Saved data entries
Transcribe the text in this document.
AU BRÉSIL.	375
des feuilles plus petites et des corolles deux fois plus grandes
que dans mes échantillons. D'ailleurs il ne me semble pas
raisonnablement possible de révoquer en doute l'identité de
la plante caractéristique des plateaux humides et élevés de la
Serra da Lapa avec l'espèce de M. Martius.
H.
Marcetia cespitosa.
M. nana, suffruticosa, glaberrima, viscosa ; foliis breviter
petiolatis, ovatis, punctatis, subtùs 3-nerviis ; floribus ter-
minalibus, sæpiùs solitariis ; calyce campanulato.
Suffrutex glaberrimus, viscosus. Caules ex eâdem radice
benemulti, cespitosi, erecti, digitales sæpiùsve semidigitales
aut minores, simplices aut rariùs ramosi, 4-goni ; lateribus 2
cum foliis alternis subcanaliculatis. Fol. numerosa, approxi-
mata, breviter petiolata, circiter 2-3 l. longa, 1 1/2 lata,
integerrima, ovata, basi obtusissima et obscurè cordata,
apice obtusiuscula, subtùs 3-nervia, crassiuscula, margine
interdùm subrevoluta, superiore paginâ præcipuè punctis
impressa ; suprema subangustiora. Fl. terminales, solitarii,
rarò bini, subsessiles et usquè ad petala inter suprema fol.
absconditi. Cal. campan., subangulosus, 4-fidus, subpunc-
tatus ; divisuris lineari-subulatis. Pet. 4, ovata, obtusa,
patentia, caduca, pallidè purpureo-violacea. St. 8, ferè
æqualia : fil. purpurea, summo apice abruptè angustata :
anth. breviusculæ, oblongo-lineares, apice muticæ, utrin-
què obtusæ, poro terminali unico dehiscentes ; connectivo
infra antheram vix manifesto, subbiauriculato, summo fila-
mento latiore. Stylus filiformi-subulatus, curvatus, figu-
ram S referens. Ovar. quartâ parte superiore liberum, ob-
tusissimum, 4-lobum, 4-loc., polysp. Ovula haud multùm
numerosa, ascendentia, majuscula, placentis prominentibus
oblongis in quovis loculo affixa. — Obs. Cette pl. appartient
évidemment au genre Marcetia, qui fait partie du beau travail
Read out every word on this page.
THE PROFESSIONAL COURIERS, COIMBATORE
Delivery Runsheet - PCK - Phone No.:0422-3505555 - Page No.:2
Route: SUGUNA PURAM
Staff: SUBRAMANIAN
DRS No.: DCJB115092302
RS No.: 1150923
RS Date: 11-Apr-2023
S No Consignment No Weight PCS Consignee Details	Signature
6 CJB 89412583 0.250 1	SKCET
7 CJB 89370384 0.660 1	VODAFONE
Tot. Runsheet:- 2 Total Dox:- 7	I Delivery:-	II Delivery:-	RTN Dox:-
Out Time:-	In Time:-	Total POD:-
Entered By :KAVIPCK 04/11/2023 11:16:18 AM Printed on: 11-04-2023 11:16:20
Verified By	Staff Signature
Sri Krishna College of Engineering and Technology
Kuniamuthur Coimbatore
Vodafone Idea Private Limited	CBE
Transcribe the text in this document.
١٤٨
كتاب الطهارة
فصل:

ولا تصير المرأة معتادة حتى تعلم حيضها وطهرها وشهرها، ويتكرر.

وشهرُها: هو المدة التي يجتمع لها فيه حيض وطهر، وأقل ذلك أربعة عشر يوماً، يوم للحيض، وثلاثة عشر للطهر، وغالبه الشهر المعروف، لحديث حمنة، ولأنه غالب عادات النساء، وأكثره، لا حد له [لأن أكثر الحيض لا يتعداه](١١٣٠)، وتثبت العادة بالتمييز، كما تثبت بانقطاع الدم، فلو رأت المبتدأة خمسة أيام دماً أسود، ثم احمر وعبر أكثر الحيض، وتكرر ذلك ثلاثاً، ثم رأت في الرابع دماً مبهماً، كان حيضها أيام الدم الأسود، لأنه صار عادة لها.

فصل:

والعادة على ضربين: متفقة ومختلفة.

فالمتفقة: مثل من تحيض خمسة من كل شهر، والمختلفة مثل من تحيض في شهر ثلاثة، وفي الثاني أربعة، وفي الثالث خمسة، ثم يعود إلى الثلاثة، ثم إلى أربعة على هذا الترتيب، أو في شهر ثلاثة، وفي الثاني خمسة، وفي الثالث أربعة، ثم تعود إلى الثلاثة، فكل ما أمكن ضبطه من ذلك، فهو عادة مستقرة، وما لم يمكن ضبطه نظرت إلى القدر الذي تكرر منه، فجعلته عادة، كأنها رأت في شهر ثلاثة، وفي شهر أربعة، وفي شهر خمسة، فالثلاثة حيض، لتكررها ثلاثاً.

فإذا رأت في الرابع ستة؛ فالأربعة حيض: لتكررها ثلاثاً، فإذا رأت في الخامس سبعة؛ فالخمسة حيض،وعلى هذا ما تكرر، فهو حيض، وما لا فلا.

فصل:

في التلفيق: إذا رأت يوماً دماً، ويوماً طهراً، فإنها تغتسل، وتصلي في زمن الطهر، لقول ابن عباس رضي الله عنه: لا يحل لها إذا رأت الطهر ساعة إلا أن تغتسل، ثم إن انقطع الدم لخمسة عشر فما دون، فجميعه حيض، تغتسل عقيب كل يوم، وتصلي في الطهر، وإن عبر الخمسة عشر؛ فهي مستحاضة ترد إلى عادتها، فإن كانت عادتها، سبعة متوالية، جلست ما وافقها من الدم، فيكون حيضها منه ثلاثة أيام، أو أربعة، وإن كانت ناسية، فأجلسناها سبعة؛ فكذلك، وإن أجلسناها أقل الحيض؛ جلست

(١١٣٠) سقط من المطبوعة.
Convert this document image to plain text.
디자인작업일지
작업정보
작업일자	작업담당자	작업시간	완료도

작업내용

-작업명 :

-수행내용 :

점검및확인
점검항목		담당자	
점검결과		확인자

■ WHAT THE TASK ASKS:
Write the lines out exactly, from the one with "Convert this document image to plain text." down to the last line of the listing, and leave out all others.

■ TASK RESPONSE:
Convert this document image to plain text.
디자인작업일지
작업정보
작업일자	작업담당자	작업시간	완료도

작업내용

-작업명 :

-수행내용 :

점검및확인
점검항목		담당자	
점검결과		확인자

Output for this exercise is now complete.